• **What is being asked**
Make a verbatim copy of the entries below; pictures stay out.

• **Data rows**
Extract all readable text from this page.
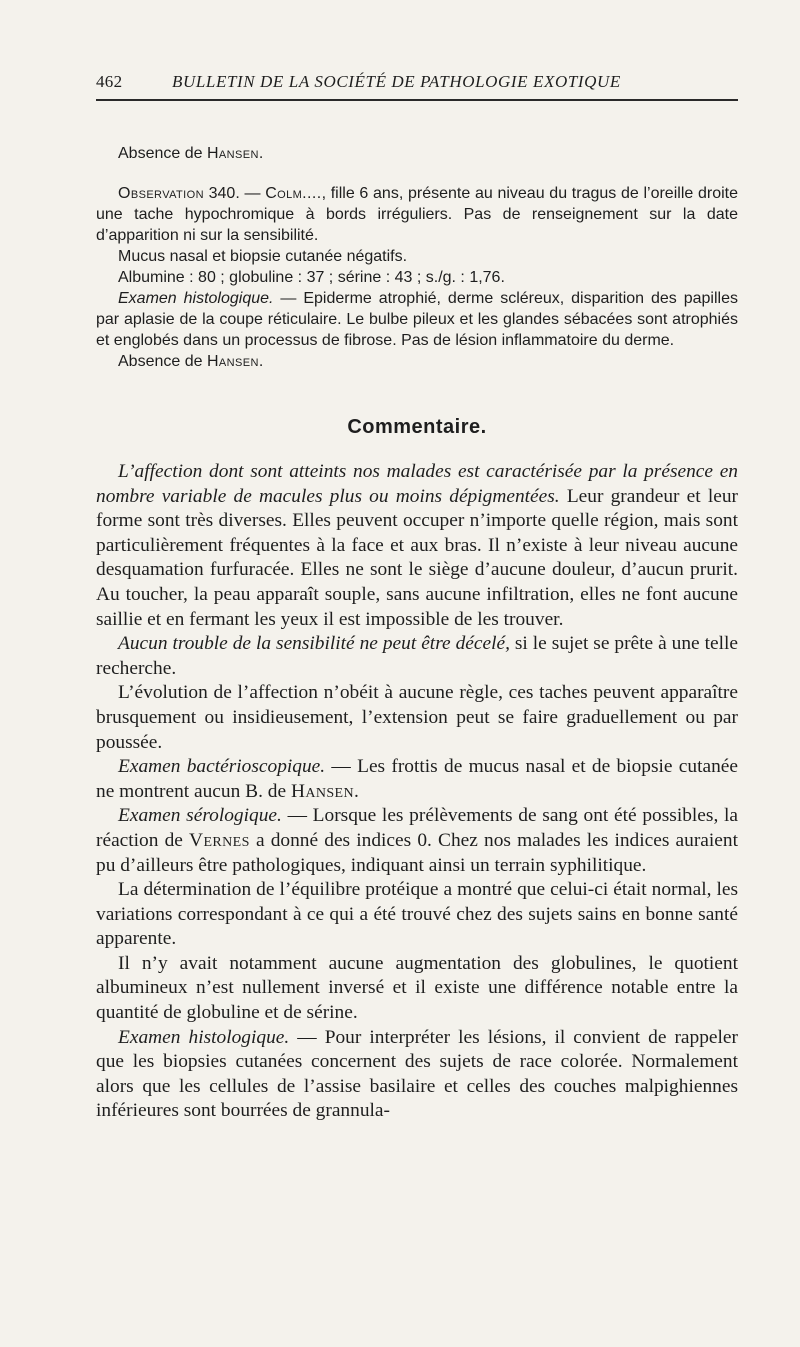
462	BULLETIN DE LA SOCIÉTÉ DE PATHOLOGIE EXOTIQUE
Absence de Hansen.
Observation 340. — Colm...., fille 6 ans, présente au niveau du tragus de l’oreille droite une tache hypochromique à bords irréguliers. Pas de renseignement sur la date d’apparition ni sur la sensibilité.
Mucus nasal et biopsie cutanée négatifs.
Albumine : 80 ; globuline : 37 ; sérine : 43 ; s./g. : 1,76.
Examen histologique. — Epiderme atrophié, derme scléreux, disparition des papilles par aplasie de la coupe réticulaire. Le bulbe pileux et les glandes sébacées sont atrophiés et englobés dans un processus de fibrose. Pas de lésion inflammatoire du derme.
Absence de Hansen.
Commentaire.

L’affection dont sont atteints nos malades est caractérisée par la présence en nombre variable de macules plus ou moins dépigmentées. Leur grandeur et leur forme sont très diverses. Elles peuvent occuper n’importe quelle région, mais sont particulièrement fréquentes à la face et aux bras. Il n’existe à leur niveau aucune desquamation furfuracée. Elles ne sont le siège d’aucune douleur, d’aucun prurit. Au toucher, la peau apparaît souple, sans aucune infiltration, elles ne font aucune saillie et en fermant les yeux il est impossible de les trouver.

Aucun trouble de la sensibilité ne peut être décelé, si le sujet se prête à une telle recherche.

L’évolution de l’affection n’obéit à aucune règle, ces taches peuvent apparaître brusquement ou insidieusement, l’extension peut se faire graduellement ou par poussée.

Examen bactérioscopique. — Les frottis de mucus nasal et de biopsie cutanée ne montrent aucun B. de Hansen.

Examen sérologique. — Lorsque les prélèvements de sang ont été possibles, la réaction de Vernes a donné des indices 0. Chez nos malades les indices auraient pu d’ailleurs être pathologiques, indiquant ainsi un terrain syphilitique.

La détermination de l’équilibre protéique a montré que celui-ci était normal, les variations correspondant à ce qui a été trouvé chez des sujets sains en bonne santé apparente.

Il n’y avait notamment aucune augmentation des globulines, le quotient albumineux n’est nullement inversé et il existe une différence notable entre la quantité de globuline et de sérine.

Examen histologique. — Pour interpréter les lésions, il convient de rappeler que les biopsies cutanées concernent des sujets de race colorée. Normalement alors que les cellules de l’assise basilaire et celles des couches malpighiennes inférieures sont bourrées de grannula-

• **Solution for this task**
Extract all readable text from this page.
462	BULLETIN DE LA SOCIÉTÉ DE PATHOLOGIE EXOTIQUE
Absence de Hansen.
Observation 340. — Colm...., fille 6 ans, présente au niveau du tragus de l’oreille droite une tache hypochromique à bords irréguliers. Pas de renseignement sur la date d’apparition ni sur la sensibilité.
Mucus nasal et biopsie cutanée négatifs.
Albumine : 80 ; globuline : 37 ; sérine : 43 ; s./g. : 1,76.
Examen histologique. — Epiderme atrophié, derme scléreux, disparition des papilles par aplasie de la coupe réticulaire. Le bulbe pileux et les glandes sébacées sont atrophiés et englobés dans un processus de fibrose. Pas de lésion inflammatoire du derme.
Absence de Hansen.
Commentaire.

L’affection dont sont atteints nos malades est caractérisée par la présence en nombre variable de macules plus ou moins dépigmentées. Leur grandeur et leur forme sont très diverses. Elles peuvent occuper n’importe quelle région, mais sont particulièrement fréquentes à la face et aux bras. Il n’existe à leur niveau aucune desquamation furfuracée. Elles ne sont le siège d’aucune douleur, d’aucun prurit. Au toucher, la peau apparaît souple, sans aucune infiltration, elles ne font aucune saillie et en fermant les yeux il est impossible de les trouver.

Aucun trouble de la sensibilité ne peut être décelé, si le sujet se prête à une telle recherche.

L’évolution de l’affection n’obéit à aucune règle, ces taches peuvent apparaître brusquement ou insidieusement, l’extension peut se faire graduellement ou par poussée.

Examen bactérioscopique. — Les frottis de mucus nasal et de biopsie cutanée ne montrent aucun B. de Hansen.

Examen sérologique. — Lorsque les prélèvements de sang ont été possibles, la réaction de Vernes a donné des indices 0. Chez nos malades les indices auraient pu d’ailleurs être pathologiques, indiquant ainsi un terrain syphilitique.

La détermination de l’équilibre protéique a montré que celui-ci était normal, les variations correspondant à ce qui a été trouvé chez des sujets sains en bonne santé apparente.

Il n’y avait notamment aucune augmentation des globulines, le quotient albumineux n’est nullement inversé et il existe une différence notable entre la quantité de globuline et de sérine.

Examen histologique. — Pour interpréter les lésions, il convient de rappeler que les biopsies cutanées concernent des sujets de race colorée. Normalement alors que les cellules de l’assise basilaire et celles des couches malpighiennes inférieures sont bourrées de grannula-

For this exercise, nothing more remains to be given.